- **Work required**: Copy out, word for word, the part of the listing below that opens with the line containing "ink-smudge xyxy=(6,520,28,534)" and closes with the line containing "UI element localization: list", including both of those lines.
------ Records ------
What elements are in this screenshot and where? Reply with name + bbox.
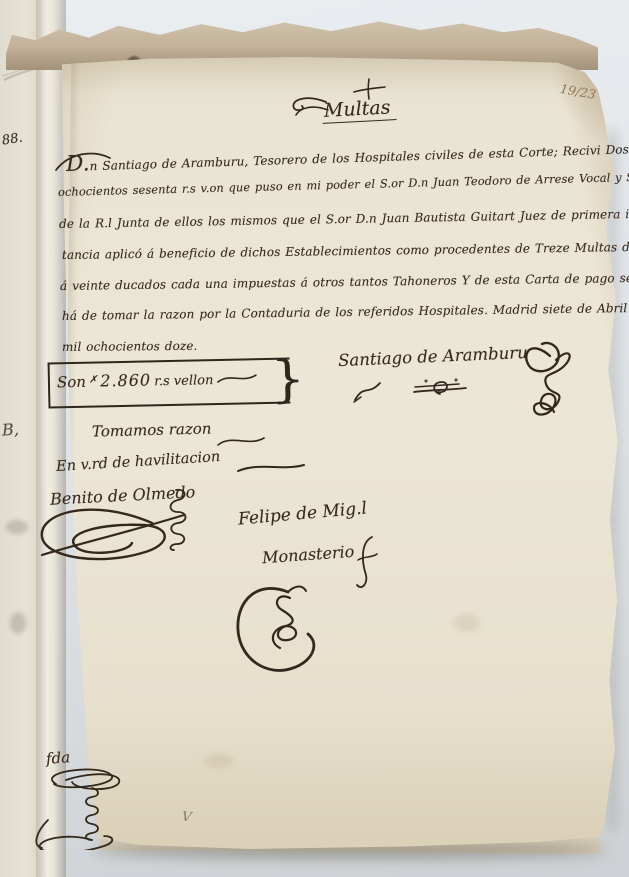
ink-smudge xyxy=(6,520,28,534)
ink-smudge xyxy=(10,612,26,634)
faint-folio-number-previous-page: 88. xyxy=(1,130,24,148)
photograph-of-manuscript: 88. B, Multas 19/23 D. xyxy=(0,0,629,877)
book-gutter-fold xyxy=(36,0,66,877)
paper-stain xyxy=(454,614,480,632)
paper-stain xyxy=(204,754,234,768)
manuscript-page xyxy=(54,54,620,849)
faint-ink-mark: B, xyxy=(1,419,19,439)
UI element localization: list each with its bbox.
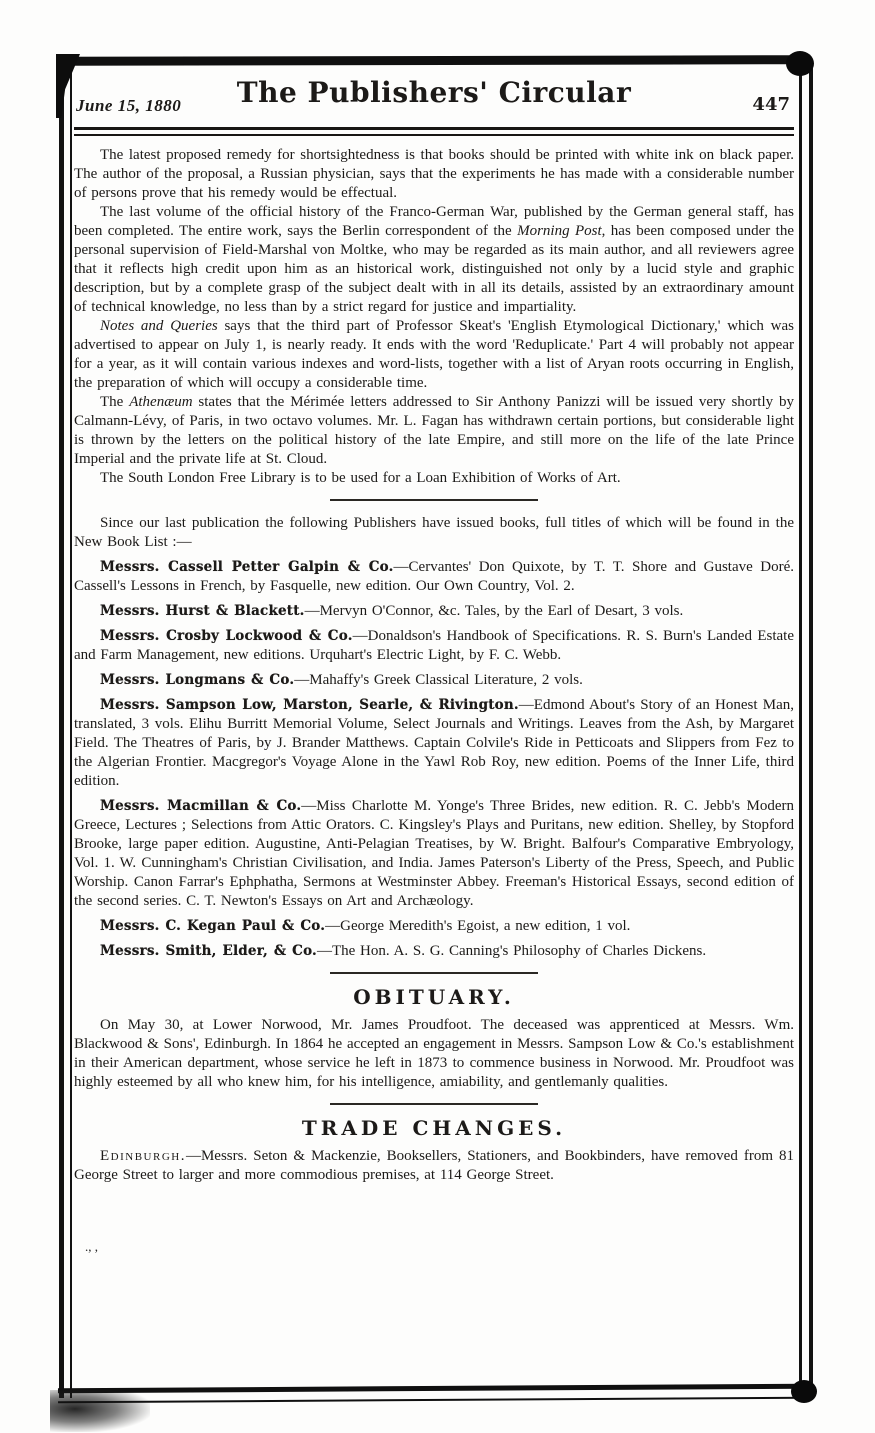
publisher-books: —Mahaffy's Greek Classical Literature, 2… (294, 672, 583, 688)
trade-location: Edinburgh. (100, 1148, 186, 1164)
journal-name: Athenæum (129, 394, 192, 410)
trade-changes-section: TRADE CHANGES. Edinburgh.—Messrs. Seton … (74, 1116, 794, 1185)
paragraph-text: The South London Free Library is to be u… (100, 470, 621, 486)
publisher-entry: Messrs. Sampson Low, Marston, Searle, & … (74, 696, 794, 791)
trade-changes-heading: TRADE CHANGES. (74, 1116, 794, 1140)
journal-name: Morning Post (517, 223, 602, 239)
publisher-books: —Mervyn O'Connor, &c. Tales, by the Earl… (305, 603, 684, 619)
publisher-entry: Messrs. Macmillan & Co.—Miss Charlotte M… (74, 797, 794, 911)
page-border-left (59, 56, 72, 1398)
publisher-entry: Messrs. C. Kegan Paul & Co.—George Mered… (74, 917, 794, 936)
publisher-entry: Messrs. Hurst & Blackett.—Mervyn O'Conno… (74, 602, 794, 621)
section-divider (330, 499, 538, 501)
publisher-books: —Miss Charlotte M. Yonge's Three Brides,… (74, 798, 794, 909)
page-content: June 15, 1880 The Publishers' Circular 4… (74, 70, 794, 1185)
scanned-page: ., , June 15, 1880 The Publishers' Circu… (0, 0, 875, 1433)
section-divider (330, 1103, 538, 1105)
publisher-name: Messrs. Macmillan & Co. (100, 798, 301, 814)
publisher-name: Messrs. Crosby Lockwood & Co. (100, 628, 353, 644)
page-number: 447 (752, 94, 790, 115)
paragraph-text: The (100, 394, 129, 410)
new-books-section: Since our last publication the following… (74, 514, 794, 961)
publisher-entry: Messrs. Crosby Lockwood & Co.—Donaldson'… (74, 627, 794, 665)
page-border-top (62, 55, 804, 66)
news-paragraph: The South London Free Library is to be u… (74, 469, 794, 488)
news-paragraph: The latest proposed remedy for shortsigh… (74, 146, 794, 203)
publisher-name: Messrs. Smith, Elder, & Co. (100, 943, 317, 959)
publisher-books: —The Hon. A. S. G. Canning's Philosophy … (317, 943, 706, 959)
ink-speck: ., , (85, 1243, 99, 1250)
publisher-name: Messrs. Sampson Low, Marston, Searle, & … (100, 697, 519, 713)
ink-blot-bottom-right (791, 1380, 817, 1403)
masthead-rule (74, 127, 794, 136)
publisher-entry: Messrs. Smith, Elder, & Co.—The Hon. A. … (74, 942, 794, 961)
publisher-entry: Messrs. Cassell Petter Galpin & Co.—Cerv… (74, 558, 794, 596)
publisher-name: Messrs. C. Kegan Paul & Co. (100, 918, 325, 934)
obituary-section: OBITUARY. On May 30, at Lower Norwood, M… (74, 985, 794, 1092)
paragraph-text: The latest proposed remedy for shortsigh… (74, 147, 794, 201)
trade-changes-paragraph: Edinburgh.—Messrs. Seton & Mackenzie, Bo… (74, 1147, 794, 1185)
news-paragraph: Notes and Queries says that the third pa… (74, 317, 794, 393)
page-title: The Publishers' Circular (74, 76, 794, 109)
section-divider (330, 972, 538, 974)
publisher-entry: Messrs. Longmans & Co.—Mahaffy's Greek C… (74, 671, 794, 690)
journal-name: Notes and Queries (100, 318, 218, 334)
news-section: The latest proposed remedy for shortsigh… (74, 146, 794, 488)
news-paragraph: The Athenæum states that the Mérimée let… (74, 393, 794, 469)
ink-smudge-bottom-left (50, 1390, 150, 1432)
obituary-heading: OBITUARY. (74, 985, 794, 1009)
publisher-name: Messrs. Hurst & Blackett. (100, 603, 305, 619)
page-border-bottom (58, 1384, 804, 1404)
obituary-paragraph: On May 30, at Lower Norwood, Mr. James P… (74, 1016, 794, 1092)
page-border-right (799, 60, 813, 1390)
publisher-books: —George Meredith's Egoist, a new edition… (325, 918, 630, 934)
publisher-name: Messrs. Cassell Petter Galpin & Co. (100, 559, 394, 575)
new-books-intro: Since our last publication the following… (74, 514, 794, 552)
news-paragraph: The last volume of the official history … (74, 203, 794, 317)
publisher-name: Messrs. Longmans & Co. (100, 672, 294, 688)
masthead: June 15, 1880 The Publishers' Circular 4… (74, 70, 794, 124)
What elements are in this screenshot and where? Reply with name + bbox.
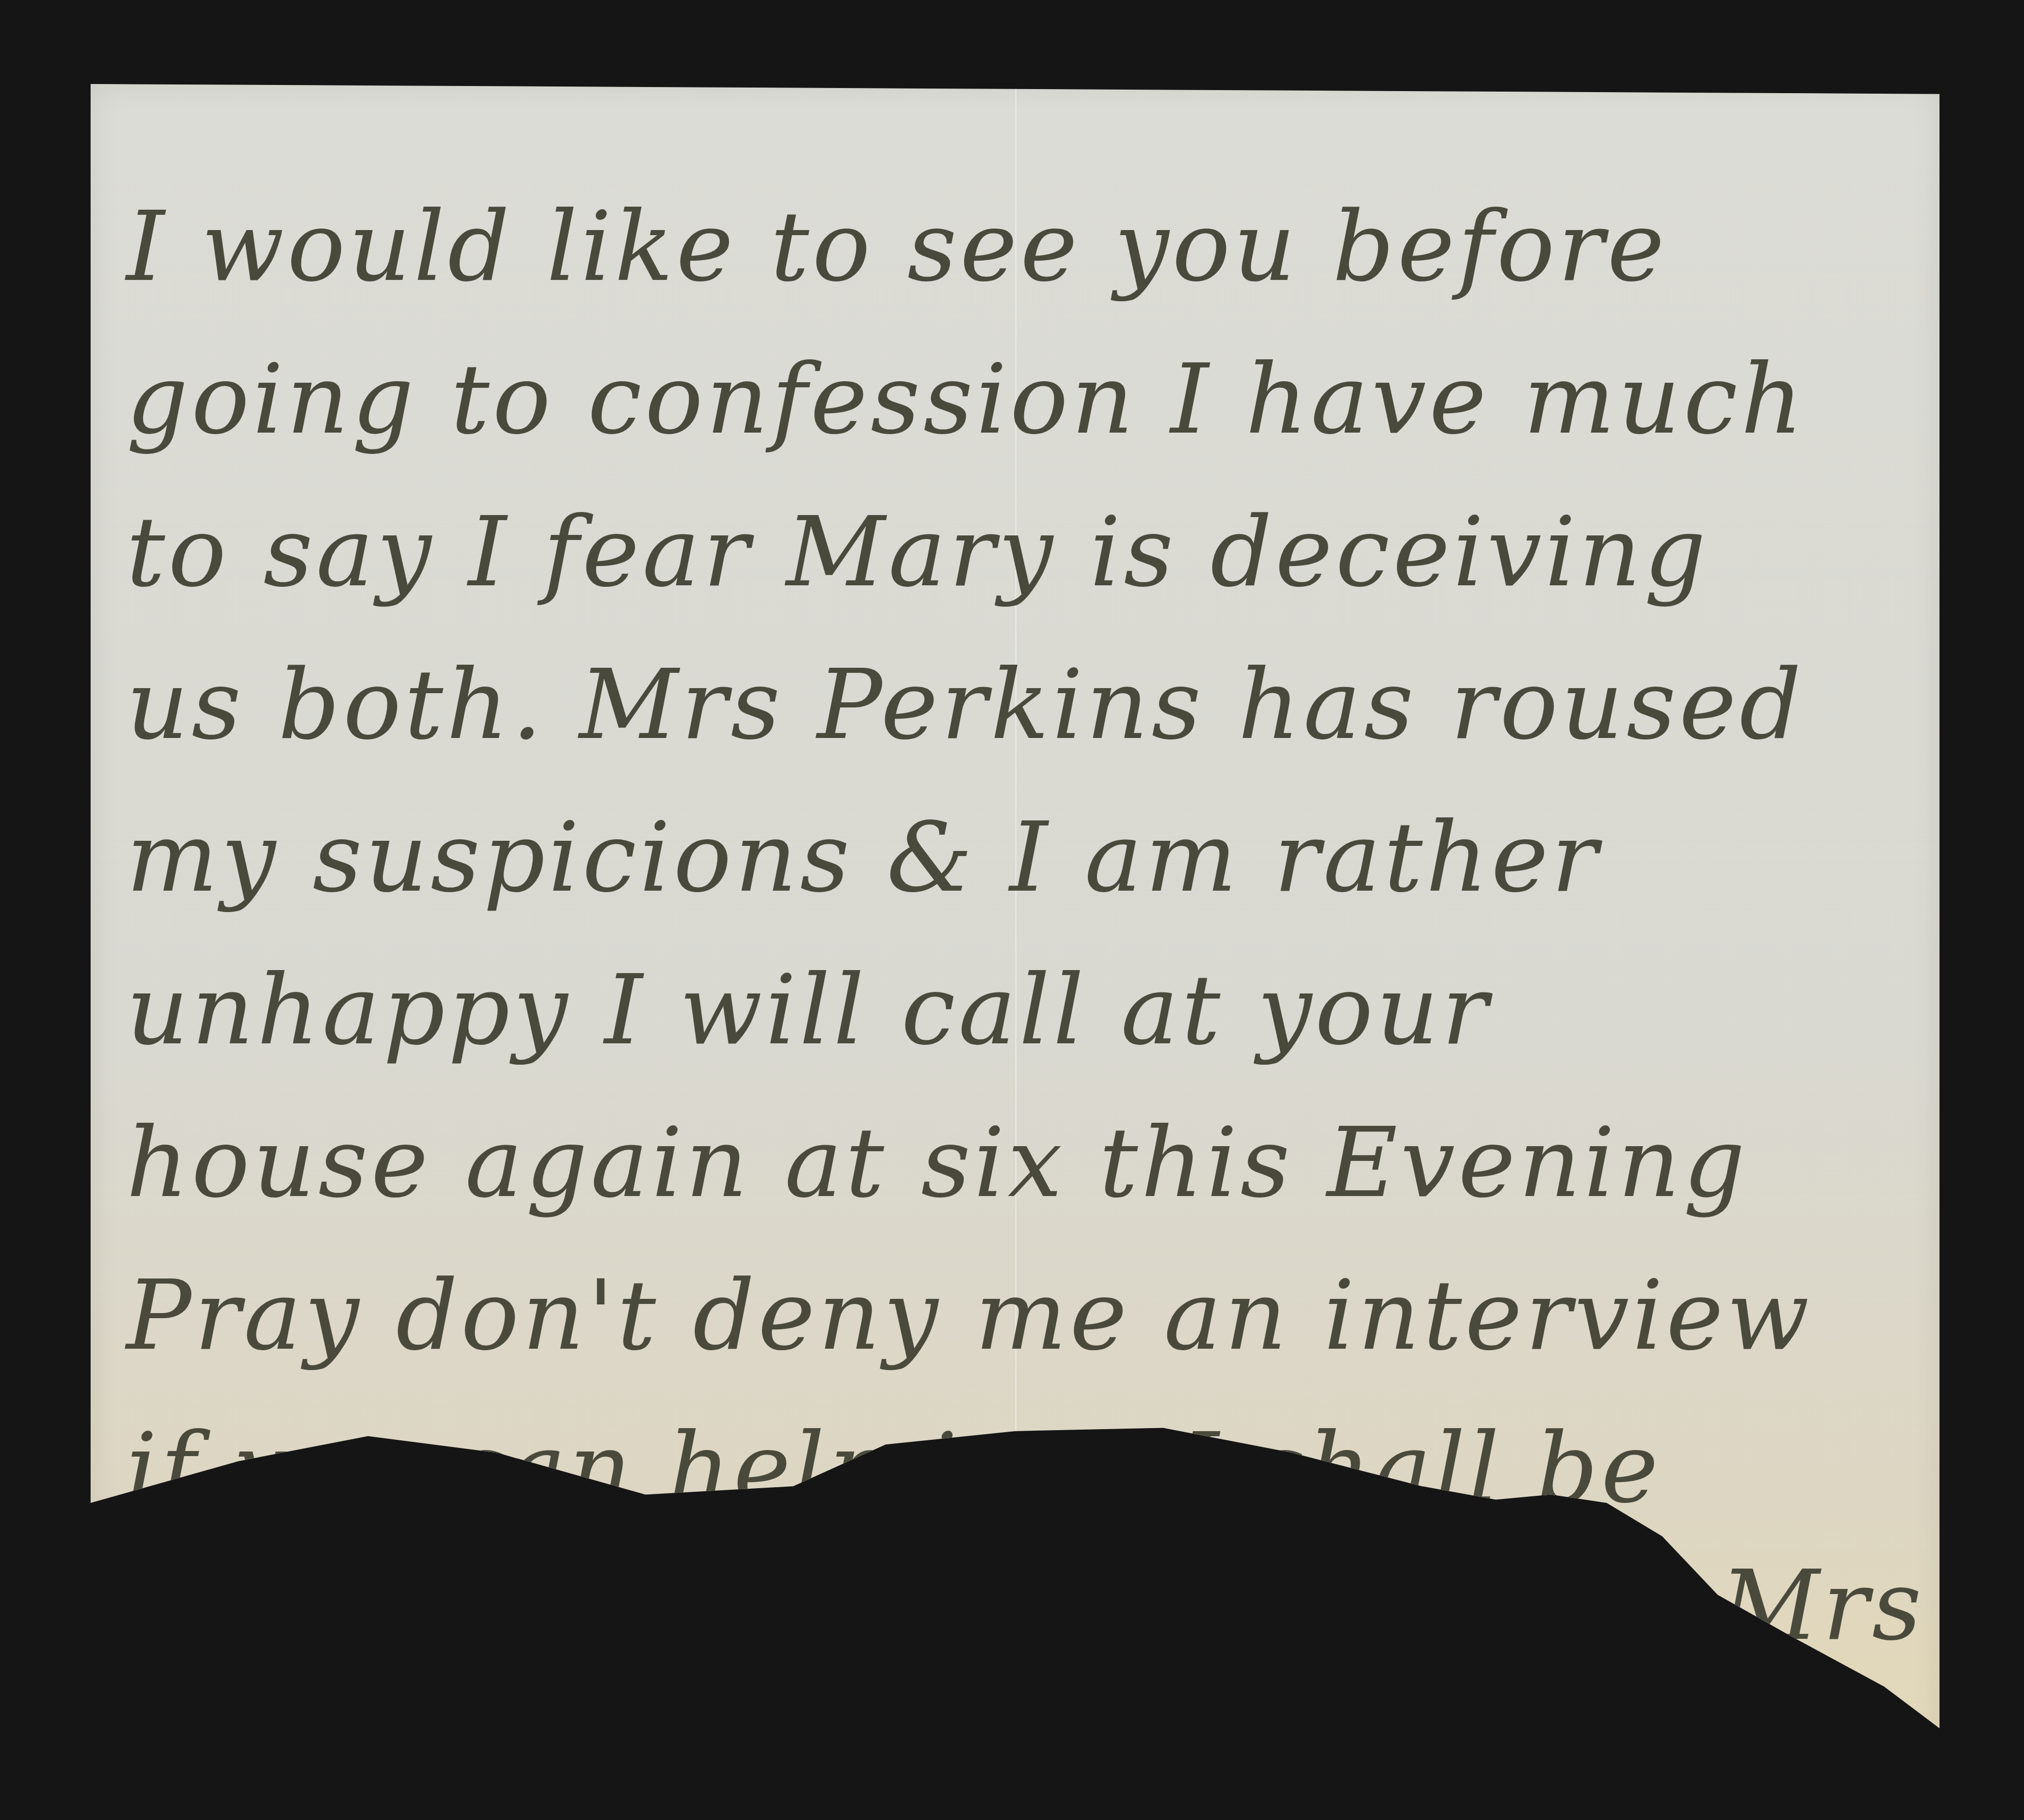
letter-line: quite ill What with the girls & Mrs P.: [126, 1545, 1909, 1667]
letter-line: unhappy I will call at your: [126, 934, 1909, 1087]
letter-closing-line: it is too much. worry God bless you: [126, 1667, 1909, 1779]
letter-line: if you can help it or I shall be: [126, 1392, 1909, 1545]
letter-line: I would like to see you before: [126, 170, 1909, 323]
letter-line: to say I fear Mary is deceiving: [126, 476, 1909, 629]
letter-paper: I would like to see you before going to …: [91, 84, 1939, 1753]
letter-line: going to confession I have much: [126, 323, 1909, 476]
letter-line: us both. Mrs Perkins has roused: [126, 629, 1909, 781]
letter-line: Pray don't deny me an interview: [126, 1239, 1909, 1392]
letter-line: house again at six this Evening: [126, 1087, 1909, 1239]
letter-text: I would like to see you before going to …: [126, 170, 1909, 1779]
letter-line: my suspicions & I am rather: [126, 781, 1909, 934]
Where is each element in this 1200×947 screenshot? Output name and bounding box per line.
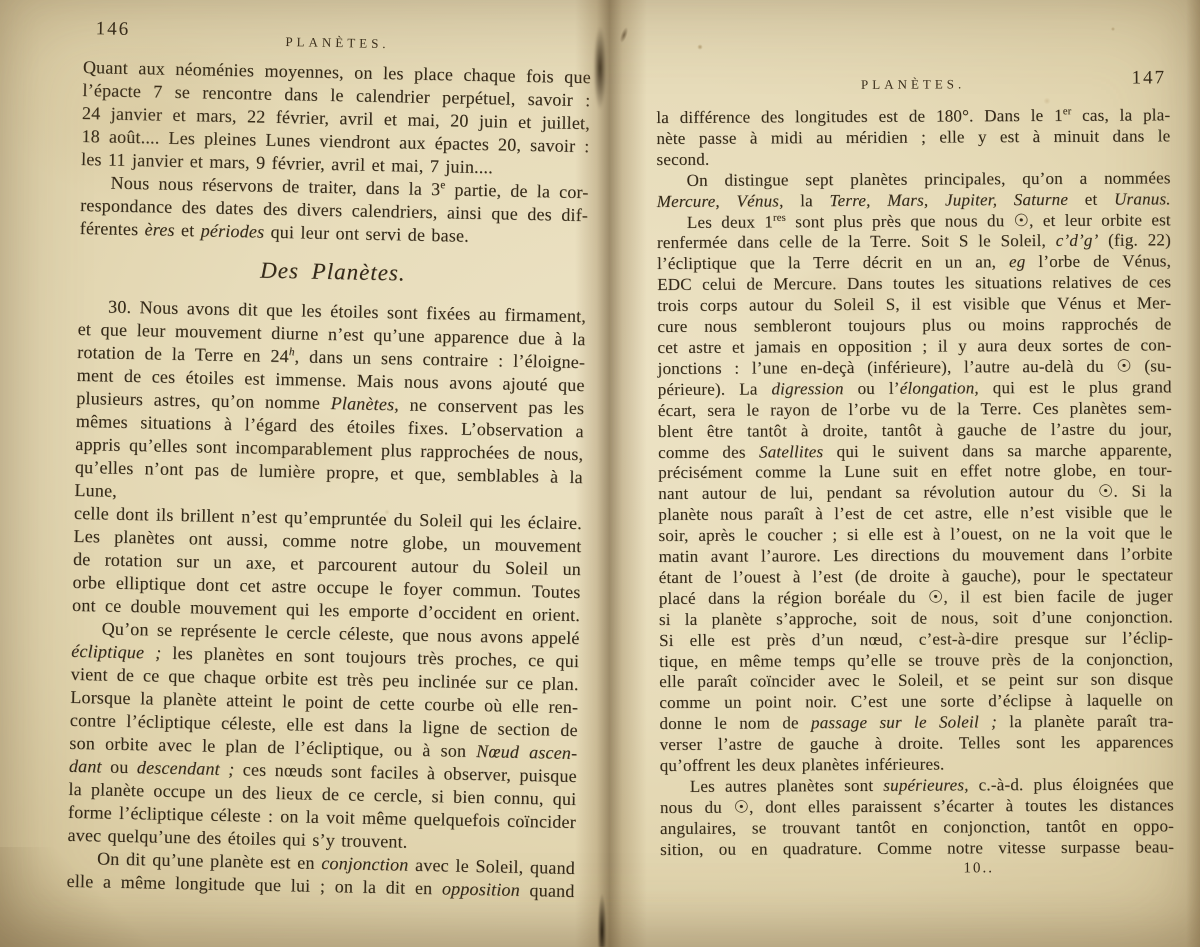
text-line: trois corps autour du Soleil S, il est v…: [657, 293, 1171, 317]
------
- **Response to this exercise**:
ink-smudge xyxy=(6,520,28,534)
ink-smudge xyxy=(10,612,26,634)
faint-folio-number-previous-page: 88. xyxy=(1,130,24,148)
photograph-of-manuscript: 88. B, Multas 19/23 D. xyxy=(0,0,629,877)
book-gutter-fold xyxy=(36,0,66,877)
paper-stain xyxy=(454,614,480,632)
paper-stain xyxy=(204,754,234,768)
manuscript-page xyxy=(54,54,620,849)
faint-ink-mark: B, xyxy=(1,419,19,439)
UI element localization: list each with its bbox.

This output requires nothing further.